> Direction: Pick every line from the data that holds the word "marker".

——————

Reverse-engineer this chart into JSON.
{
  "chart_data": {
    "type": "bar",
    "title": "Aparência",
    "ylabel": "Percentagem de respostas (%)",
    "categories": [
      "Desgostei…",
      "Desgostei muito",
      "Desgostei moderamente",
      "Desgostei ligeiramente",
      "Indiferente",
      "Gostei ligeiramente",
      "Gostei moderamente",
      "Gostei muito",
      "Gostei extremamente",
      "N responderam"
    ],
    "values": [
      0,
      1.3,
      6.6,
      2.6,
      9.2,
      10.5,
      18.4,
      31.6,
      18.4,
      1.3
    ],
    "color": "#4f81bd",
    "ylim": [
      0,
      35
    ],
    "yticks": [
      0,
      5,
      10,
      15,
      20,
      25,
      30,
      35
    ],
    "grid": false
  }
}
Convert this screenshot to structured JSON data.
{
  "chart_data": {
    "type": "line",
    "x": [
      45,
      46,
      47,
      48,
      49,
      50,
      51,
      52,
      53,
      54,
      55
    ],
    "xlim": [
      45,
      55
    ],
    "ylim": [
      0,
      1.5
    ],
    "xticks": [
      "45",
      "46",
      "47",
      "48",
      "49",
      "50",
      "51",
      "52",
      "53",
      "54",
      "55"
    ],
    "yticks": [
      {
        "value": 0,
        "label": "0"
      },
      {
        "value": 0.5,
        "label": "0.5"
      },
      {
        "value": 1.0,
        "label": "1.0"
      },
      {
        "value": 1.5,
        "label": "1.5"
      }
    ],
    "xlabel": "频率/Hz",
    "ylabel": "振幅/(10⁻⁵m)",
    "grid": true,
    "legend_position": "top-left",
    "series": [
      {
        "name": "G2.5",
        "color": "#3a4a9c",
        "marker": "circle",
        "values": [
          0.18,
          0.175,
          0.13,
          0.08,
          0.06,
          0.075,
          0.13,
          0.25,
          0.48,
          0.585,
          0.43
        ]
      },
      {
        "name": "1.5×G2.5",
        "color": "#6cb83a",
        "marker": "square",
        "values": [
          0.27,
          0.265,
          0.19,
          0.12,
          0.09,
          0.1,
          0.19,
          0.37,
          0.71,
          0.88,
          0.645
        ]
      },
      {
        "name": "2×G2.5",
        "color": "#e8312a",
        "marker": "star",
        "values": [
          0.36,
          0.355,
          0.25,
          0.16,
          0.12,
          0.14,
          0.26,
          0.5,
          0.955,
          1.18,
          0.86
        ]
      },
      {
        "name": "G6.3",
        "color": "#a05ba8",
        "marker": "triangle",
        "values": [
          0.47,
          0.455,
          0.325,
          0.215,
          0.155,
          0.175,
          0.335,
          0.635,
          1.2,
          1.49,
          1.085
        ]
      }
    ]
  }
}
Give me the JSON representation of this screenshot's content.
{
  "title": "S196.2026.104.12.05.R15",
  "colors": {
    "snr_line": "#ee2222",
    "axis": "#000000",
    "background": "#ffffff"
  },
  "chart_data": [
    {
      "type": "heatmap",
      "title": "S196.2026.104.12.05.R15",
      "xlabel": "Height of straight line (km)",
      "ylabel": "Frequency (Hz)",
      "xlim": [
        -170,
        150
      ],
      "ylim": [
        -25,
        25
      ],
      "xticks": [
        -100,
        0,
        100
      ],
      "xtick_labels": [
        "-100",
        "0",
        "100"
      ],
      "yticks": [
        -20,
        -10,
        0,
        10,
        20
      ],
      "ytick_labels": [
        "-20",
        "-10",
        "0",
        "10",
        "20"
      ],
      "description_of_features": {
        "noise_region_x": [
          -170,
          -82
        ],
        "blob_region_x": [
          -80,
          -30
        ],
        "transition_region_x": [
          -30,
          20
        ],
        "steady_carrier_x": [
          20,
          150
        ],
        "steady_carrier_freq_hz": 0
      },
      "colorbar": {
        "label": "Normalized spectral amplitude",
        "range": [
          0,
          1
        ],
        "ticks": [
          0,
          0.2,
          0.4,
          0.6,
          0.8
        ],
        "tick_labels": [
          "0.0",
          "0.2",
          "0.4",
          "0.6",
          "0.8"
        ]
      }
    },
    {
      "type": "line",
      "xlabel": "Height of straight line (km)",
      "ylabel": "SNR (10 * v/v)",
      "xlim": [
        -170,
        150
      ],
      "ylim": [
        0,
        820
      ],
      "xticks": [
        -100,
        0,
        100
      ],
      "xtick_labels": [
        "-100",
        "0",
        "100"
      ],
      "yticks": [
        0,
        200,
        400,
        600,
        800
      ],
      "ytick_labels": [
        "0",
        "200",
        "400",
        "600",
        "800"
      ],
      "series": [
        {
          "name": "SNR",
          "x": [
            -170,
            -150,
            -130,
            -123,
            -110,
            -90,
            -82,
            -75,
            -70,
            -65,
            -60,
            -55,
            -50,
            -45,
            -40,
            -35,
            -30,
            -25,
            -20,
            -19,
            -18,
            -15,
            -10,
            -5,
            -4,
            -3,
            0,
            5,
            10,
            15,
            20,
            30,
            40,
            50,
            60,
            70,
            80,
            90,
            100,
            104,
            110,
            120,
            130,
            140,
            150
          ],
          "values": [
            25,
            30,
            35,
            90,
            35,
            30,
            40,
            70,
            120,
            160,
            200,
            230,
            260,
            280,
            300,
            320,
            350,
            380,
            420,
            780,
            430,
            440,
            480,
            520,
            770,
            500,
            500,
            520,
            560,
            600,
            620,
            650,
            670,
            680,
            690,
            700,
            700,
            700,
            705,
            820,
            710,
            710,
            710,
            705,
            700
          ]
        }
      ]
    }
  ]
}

——————

> The response:
        "marker": "circle",
        "marker": "square",
        "marker": "star",
        "marker": "triangle",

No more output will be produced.